● WHAT IS ASKED:
What follows is a set of records; restate each one word for word and drop the pictures.
** Begin RECORDED INFORMATION **
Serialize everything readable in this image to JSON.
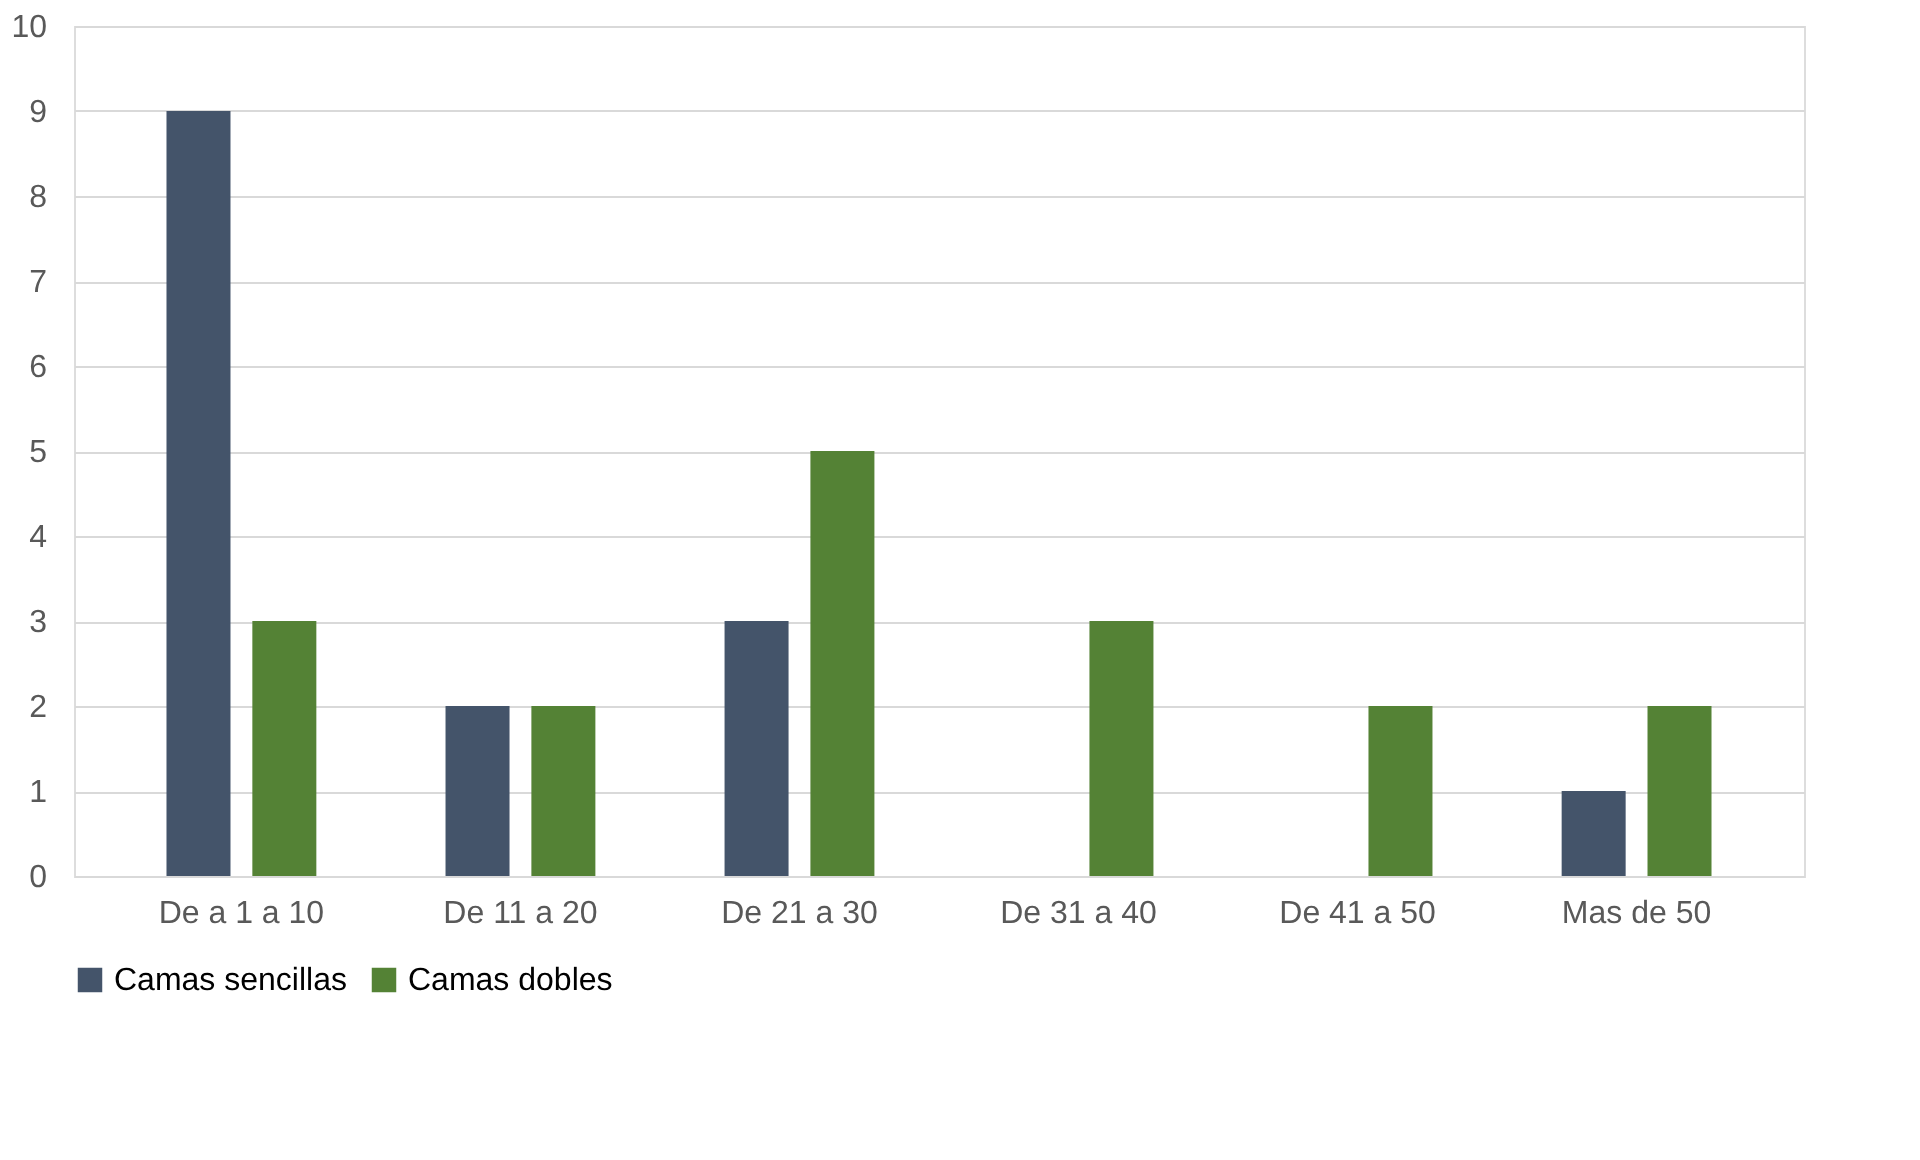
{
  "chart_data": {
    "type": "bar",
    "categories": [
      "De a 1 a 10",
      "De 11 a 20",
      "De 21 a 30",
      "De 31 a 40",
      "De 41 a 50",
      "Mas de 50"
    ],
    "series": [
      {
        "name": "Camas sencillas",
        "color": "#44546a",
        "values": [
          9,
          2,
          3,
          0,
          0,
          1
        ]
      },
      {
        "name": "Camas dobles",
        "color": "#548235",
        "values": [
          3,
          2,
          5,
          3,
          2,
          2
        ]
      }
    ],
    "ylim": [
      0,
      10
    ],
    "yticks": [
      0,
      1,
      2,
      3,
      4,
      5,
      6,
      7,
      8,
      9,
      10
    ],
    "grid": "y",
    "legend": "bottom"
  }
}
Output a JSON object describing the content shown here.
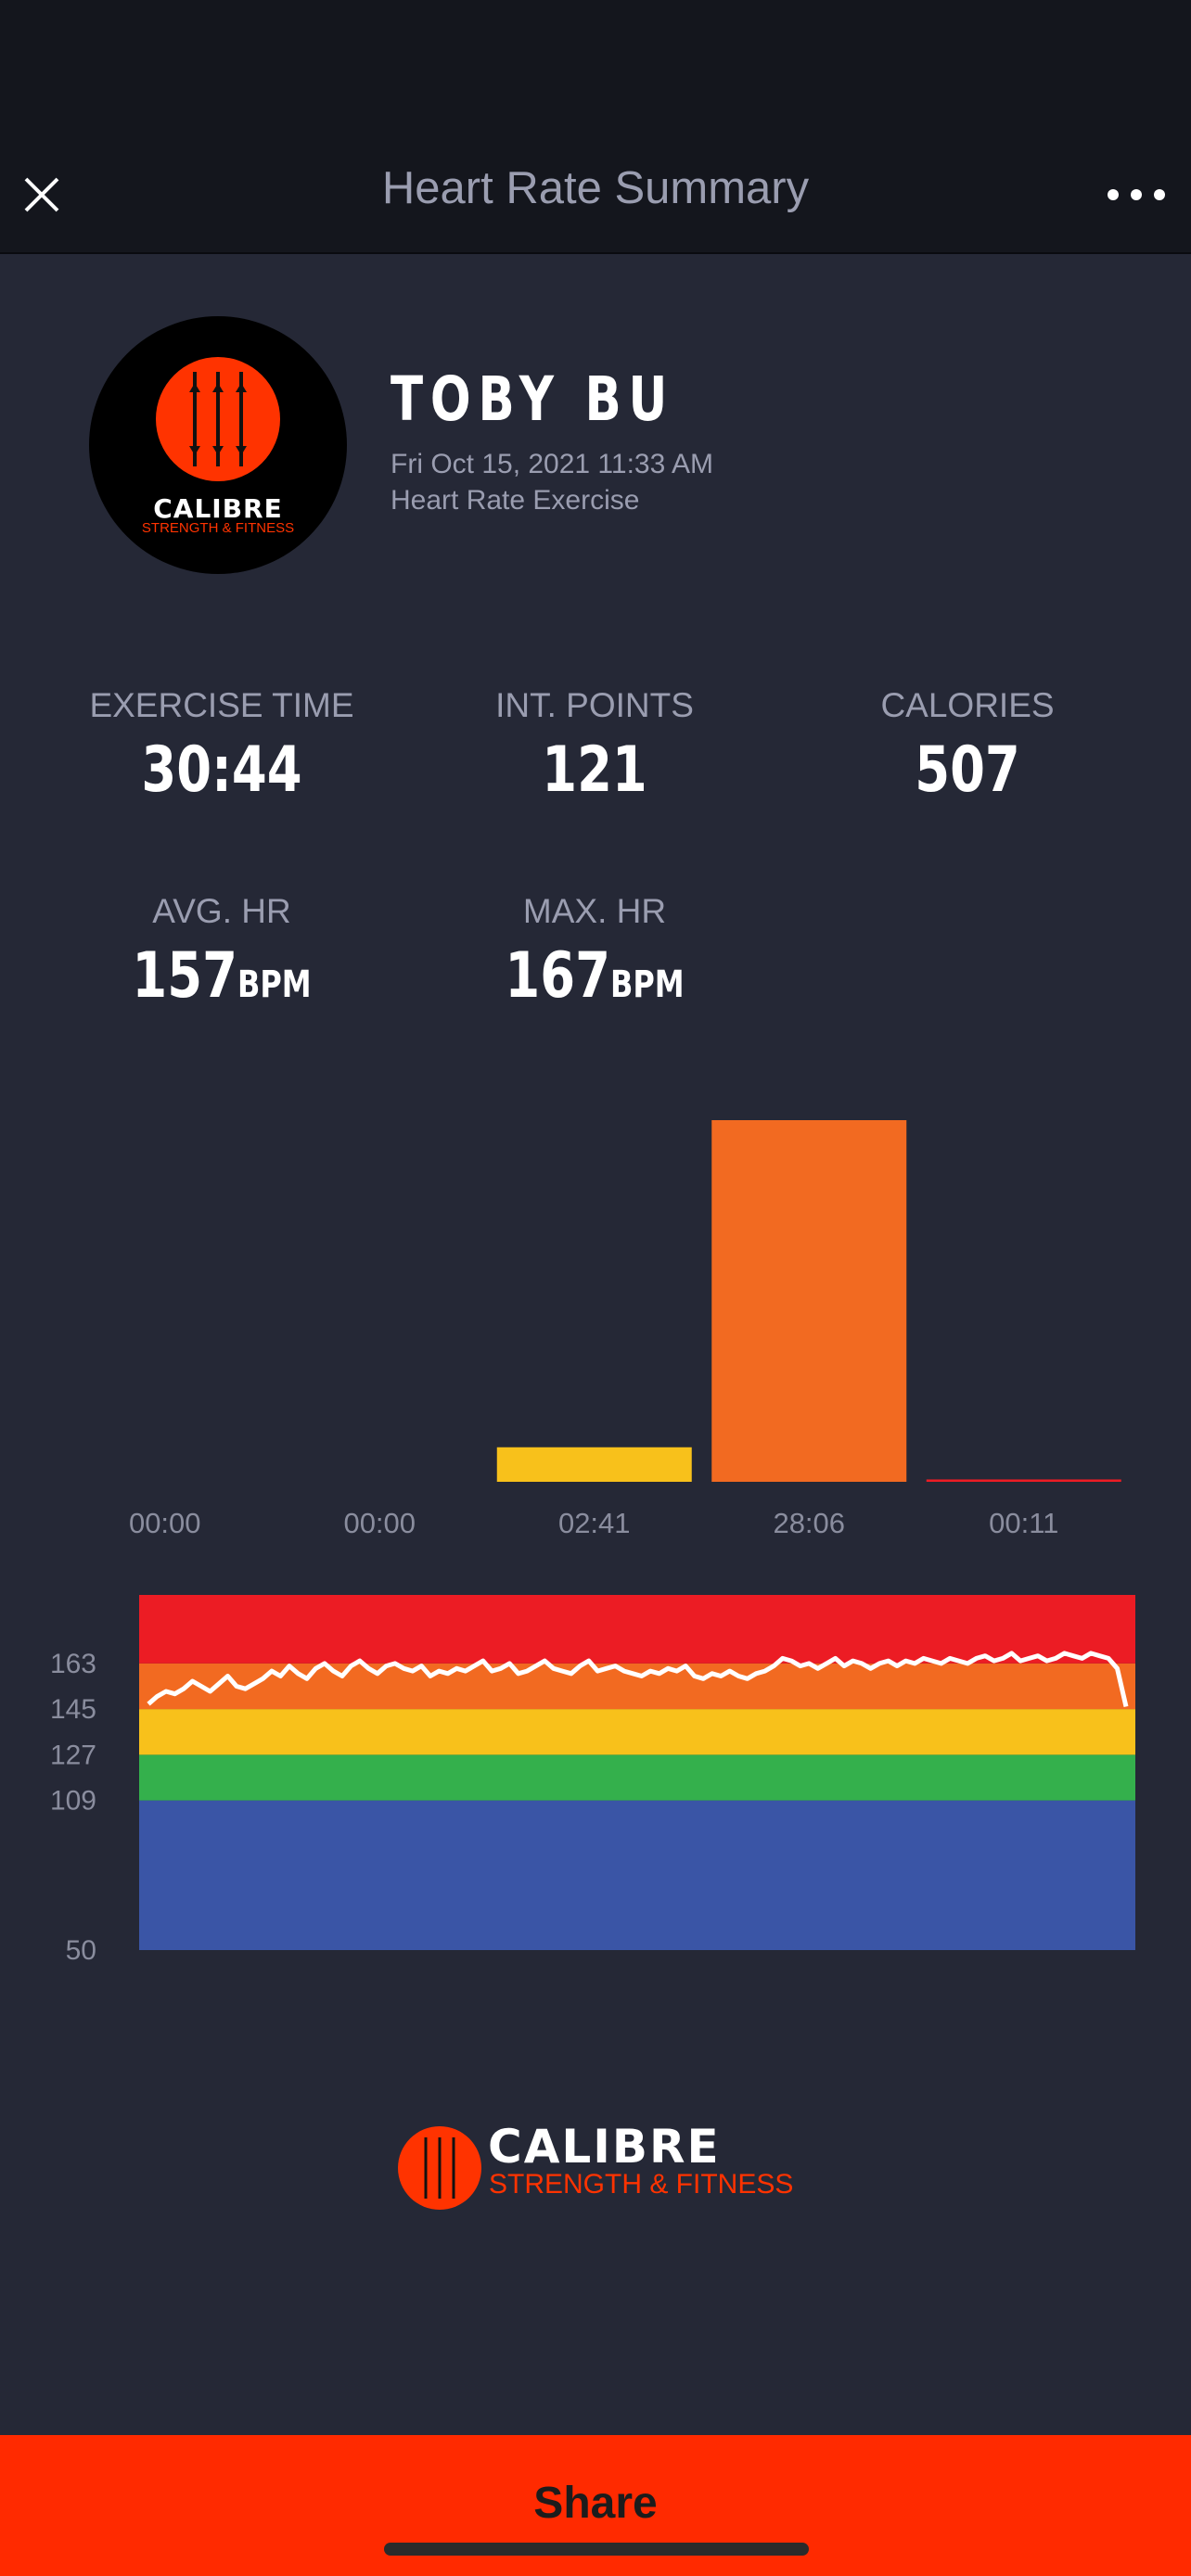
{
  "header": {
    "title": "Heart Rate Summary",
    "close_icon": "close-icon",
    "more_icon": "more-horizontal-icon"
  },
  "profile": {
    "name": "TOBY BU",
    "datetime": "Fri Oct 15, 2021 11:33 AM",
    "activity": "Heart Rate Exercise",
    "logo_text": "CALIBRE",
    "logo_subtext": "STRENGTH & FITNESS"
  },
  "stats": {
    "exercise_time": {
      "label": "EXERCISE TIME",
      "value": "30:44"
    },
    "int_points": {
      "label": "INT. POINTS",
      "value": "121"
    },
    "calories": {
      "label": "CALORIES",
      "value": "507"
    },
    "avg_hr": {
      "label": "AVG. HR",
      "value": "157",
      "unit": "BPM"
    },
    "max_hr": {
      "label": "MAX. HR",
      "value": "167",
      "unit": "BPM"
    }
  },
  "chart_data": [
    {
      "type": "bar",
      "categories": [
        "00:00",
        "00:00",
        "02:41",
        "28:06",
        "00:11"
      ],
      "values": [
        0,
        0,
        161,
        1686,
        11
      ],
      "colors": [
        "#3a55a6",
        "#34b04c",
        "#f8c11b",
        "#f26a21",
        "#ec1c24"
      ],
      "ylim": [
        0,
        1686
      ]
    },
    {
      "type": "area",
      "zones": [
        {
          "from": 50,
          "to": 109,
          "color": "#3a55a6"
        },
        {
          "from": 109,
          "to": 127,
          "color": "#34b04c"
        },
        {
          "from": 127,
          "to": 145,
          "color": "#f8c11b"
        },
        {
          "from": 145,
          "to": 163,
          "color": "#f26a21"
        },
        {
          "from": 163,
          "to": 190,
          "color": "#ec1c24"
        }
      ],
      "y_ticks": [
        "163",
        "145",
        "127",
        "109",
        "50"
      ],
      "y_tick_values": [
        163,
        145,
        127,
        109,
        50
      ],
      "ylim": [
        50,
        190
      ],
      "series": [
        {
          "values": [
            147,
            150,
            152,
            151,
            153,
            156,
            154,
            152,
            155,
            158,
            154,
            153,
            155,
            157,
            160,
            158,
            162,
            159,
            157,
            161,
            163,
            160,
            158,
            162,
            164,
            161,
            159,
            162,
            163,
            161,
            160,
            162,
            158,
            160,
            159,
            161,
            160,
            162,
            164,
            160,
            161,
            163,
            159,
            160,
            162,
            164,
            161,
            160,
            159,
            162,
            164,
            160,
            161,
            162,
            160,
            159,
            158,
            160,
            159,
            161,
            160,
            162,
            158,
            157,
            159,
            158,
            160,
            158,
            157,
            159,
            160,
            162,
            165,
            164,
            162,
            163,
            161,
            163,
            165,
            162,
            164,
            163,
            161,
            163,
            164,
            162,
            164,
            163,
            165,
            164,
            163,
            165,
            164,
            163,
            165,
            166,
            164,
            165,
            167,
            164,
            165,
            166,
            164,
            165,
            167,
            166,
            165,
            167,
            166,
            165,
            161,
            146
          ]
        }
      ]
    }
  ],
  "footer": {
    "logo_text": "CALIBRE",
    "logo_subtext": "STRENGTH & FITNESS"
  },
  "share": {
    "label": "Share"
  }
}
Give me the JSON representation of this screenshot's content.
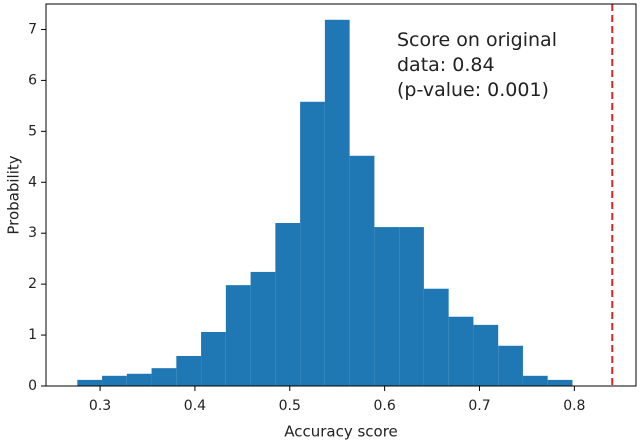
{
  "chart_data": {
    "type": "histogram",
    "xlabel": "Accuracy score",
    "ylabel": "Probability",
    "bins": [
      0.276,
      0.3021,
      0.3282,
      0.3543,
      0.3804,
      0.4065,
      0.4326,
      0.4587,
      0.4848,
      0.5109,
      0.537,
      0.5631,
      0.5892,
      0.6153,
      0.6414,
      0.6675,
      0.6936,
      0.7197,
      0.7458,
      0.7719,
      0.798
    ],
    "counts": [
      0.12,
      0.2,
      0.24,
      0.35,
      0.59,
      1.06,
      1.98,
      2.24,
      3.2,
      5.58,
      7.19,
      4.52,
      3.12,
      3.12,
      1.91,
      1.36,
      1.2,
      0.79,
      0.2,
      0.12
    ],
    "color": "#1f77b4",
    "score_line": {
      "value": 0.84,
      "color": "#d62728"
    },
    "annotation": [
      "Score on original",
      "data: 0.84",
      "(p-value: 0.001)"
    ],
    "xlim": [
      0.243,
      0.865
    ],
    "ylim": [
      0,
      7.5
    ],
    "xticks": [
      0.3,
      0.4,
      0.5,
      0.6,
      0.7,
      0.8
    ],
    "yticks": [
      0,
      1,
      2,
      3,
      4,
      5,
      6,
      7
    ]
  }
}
** End RECORDED INFORMATION **
● SOLVED PROBLEM:
Serialize everything readable in this image to JSON.
{
  "chart_data": {
    "type": "bar",
    "categories": [
      "De a 1 a 10",
      "De 11 a 20",
      "De 21 a 30",
      "De 31 a 40",
      "De 41 a 50",
      "Mas de 50"
    ],
    "series": [
      {
        "name": "Camas sencillas",
        "color": "#44546a",
        "values": [
          9,
          2,
          3,
          0,
          0,
          1
        ]
      },
      {
        "name": "Camas dobles",
        "color": "#548235",
        "values": [
          3,
          2,
          5,
          3,
          2,
          2
        ]
      }
    ],
    "ylim": [
      0,
      10
    ],
    "yticks": [
      0,
      1,
      2,
      3,
      4,
      5,
      6,
      7,
      8,
      9,
      10
    ],
    "grid": "y",
    "legend": "bottom"
  }
}
Output a JSON object describing the content shown here.
{
  "header": {
    "title": "Heart Rate Summary",
    "close_icon": "close-icon",
    "more_icon": "more-horizontal-icon"
  },
  "profile": {
    "name": "TOBY BU",
    "datetime": "Fri Oct 15, 2021 11:33 AM",
    "activity": "Heart Rate Exercise",
    "logo_text": "CALIBRE",
    "logo_subtext": "STRENGTH & FITNESS"
  },
  "stats": {
    "exercise_time": {
      "label": "EXERCISE TIME",
      "value": "30:44"
    },
    "int_points": {
      "label": "INT. POINTS",
      "value": "121"
    },
    "calories": {
      "label": "CALORIES",
      "value": "507"
    },
    "avg_hr": {
      "label": "AVG. HR",
      "value": "157",
      "unit": "BPM"
    },
    "max_hr": {
      "label": "MAX. HR",
      "value": "167",
      "unit": "BPM"
    }
  },
  "chart_data": [
    {
      "type": "bar",
      "categories": [
        "00:00",
        "00:00",
        "02:41",
        "28:06",
        "00:11"
      ],
      "values": [
        0,
        0,
        161,
        1686,
        11
      ],
      "colors": [
        "#3a55a6",
        "#34b04c",
        "#f8c11b",
        "#f26a21",
        "#ec1c24"
      ],
      "ylim": [
        0,
        1686
      ]
    },
    {
      "type": "area",
      "zones": [
        {
          "from": 50,
          "to": 109,
          "color": "#3a55a6"
        },
        {
          "from": 109,
          "to": 127,
          "color": "#34b04c"
        },
        {
          "from": 127,
          "to": 145,
          "color": "#f8c11b"
        },
        {
          "from": 145,
          "to": 163,
          "color": "#f26a21"
        },
        {
          "from": 163,
          "to": 190,
          "color": "#ec1c24"
        }
      ],
      "y_ticks": [
        "163",
        "145",
        "127",
        "109",
        "50"
      ],
      "y_tick_values": [
        163,
        145,
        127,
        109,
        50
      ],
      "ylim": [
        50,
        190
      ],
      "series": [
        {
          "values": [
            147,
            150,
            152,
            151,
            153,
            156,
            154,
            152,
            155,
            158,
            154,
            153,
            155,
            157,
            160,
            158,
            162,
            159,
            157,
            161,
            163,
            160,
            158,
            162,
            164,
            161,
            159,
            162,
            163,
            161,
            160,
            162,
            158,
            160,
            159,
            161,
            160,
            162,
            164,
            160,
            161,
            163,
            159,
            160,
            162,
            164,
            161,
            160,
            159,
            162,
            164,
            160,
            161,
            162,
            160,
            159,
            158,
            160,
            159,
            161,
            160,
            162,
            158,
            157,
            159,
            158,
            160,
            158,
            157,
            159,
            160,
            162,
            165,
            164,
            162,
            163,
            161,
            163,
            165,
            162,
            164,
            163,
            161,
            163,
            164,
            162,
            164,
            163,
            165,
            164,
            163,
            165,
            164,
            163,
            165,
            166,
            164,
            165,
            167,
            164,
            165,
            166,
            164,
            165,
            167,
            166,
            165,
            167,
            166,
            165,
            161,
            146
          ]
        }
      ]
    }
  ],
  "footer": {
    "logo_text": "CALIBRE",
    "logo_subtext": "STRENGTH & FITNESS"
  },
  "share": {
    "label": "Share"
  }
}
Give me the JSON representation of this screenshot's content.
{
  "chart_data": {
    "type": "histogram",
    "xlabel": "Accuracy score",
    "ylabel": "Probability",
    "bins": [
      0.276,
      0.3021,
      0.3282,
      0.3543,
      0.3804,
      0.4065,
      0.4326,
      0.4587,
      0.4848,
      0.5109,
      0.537,
      0.5631,
      0.5892,
      0.6153,
      0.6414,
      0.6675,
      0.6936,
      0.7197,
      0.7458,
      0.7719,
      0.798
    ],
    "counts": [
      0.12,
      0.2,
      0.24,
      0.35,
      0.59,
      1.06,
      1.98,
      2.24,
      3.2,
      5.58,
      7.19,
      4.52,
      3.12,
      3.12,
      1.91,
      1.36,
      1.2,
      0.79,
      0.2,
      0.12
    ],
    "color": "#1f77b4",
    "score_line": {
      "value": 0.84,
      "color": "#d62728"
    },
    "annotation": [
      "Score on original",
      "data: 0.84",
      "(p-value: 0.001)"
    ],
    "xlim": [
      0.243,
      0.865
    ],
    "ylim": [
      0,
      7.5
    ],
    "xticks": [
      0.3,
      0.4,
      0.5,
      0.6,
      0.7,
      0.8
    ],
    "yticks": [
      0,
      1,
      2,
      3,
      4,
      5,
      6,
      7
    ]
  }
}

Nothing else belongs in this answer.